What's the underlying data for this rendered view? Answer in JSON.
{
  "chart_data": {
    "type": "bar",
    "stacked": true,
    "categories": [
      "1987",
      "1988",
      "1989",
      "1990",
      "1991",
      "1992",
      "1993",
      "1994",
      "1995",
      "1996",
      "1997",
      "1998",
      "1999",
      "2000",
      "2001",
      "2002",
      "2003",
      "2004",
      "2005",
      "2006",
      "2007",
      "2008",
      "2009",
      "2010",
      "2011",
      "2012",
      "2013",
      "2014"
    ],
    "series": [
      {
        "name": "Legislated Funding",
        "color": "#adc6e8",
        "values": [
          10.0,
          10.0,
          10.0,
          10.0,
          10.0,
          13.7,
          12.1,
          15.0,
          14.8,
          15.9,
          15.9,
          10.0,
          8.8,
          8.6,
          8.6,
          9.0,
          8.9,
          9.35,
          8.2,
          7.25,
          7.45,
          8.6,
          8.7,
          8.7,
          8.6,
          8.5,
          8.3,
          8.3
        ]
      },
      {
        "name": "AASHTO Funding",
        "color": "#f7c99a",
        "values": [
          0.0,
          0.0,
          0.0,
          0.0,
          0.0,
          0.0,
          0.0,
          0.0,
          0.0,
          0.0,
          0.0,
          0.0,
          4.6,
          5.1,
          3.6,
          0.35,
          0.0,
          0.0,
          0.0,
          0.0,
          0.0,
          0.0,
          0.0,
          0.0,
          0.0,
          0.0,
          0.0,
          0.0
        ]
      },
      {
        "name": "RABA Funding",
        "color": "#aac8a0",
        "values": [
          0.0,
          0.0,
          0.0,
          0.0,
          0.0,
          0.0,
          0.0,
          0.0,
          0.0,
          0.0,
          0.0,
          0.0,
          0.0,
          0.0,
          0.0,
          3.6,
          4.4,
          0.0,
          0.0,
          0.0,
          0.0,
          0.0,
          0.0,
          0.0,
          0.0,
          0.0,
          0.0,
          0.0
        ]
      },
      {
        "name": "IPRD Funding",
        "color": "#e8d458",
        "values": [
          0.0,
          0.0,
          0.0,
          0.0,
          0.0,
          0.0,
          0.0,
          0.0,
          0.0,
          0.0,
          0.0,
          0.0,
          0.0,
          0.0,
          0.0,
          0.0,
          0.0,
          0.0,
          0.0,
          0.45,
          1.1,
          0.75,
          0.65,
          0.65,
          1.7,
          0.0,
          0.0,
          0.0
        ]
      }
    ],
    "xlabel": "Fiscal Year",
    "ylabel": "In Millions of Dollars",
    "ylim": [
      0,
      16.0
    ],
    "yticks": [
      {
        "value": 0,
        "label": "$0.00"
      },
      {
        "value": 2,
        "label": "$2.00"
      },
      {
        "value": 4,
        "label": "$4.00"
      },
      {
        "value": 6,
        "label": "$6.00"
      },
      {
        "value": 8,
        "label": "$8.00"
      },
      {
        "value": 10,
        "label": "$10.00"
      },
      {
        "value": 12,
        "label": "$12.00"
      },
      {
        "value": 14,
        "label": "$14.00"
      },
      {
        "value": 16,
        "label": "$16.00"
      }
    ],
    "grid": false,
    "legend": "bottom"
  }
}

==============================

WHAT NEEDS TO BE DONE:
Output all preceding records character for character.

EXERCISE RESULT:
What's the underlying data for this rendered view? Answer in JSON.
{
  "chart_data": {
    "type": "bar",
    "stacked": true,
    "categories": [
      "1987",
      "1988",
      "1989",
      "1990",
      "1991",
      "1992",
      "1993",
      "1994",
      "1995",
      "1996",
      "1997",
      "1998",
      "1999",
      "2000",
      "2001",
      "2002",
      "2003",
      "2004",
      "2005",
      "2006",
      "2007",
      "2008",
      "2009",
      "2010",
      "2011",
      "2012",
      "2013",
      "2014"
    ],
    "series": [
      {
        "name": "Legislated Funding",
        "color": "#adc6e8",
        "values": [
          10.0,
          10.0,
          10.0,
          10.0,
          10.0,
          13.7,
          12.1,
          15.0,
          14.8,
          15.9,
          15.9,
          10.0,
          8.8,
          8.6,
          8.6,
          9.0,
          8.9,
          9.35,
          8.2,
          7.25,
          7.45,
          8.6,
          8.7,
          8.7,
          8.6,
          8.5,
          8.3,
          8.3
        ]
      },
      {
        "name": "AASHTO Funding",
        "color": "#f7c99a",
        "values": [
          0.0,
          0.0,
          0.0,
          0.0,
          0.0,
          0.0,
          0.0,
          0.0,
          0.0,
          0.0,
          0.0,
          0.0,
          4.6,
          5.1,
          3.6,
          0.35,
          0.0,
          0.0,
          0.0,
          0.0,
          0.0,
          0.0,
          0.0,
          0.0,
          0.0,
          0.0,
          0.0,
          0.0
        ]
      },
      {
        "name": "RABA Funding",
        "color": "#aac8a0",
        "values": [
          0.0,
          0.0,
          0.0,
          0.0,
          0.0,
          0.0,
          0.0,
          0.0,
          0.0,
          0.0,
          0.0,
          0.0,
          0.0,
          0.0,
          0.0,
          3.6,
          4.4,
          0.0,
          0.0,
          0.0,
          0.0,
          0.0,
          0.0,
          0.0,
          0.0,
          0.0,
          0.0,
          0.0
        ]
      },
      {
        "name": "IPRD Funding",
        "color": "#e8d458",
        "values": [
          0.0,
          0.0,
          0.0,
          0.0,
          0.0,
          0.0,
          0.0,
          0.0,
          0.0,
          0.0,
          0.0,
          0.0,
          0.0,
          0.0,
          0.0,
          0.0,
          0.0,
          0.0,
          0.0,
          0.45,
          1.1,
          0.75,
          0.65,
          0.65,
          1.7,
          0.0,
          0.0,
          0.0
        ]
      }
    ],
    "xlabel": "Fiscal Year",
    "ylabel": "In Millions of Dollars",
    "ylim": [
      0,
      16.0
    ],
    "yticks": [
      {
        "value": 0,
        "label": "$0.00"
      },
      {
        "value": 2,
        "label": "$2.00"
      },
      {
        "value": 4,
        "label": "$4.00"
      },
      {
        "value": 6,
        "label": "$6.00"
      },
      {
        "value": 8,
        "label": "$8.00"
      },
      {
        "value": 10,
        "label": "$10.00"
      },
      {
        "value": 12,
        "label": "$12.00"
      },
      {
        "value": 14,
        "label": "$14.00"
      },
      {
        "value": 16,
        "label": "$16.00"
      }
    ],
    "grid": false,
    "legend": "bottom"
  }
}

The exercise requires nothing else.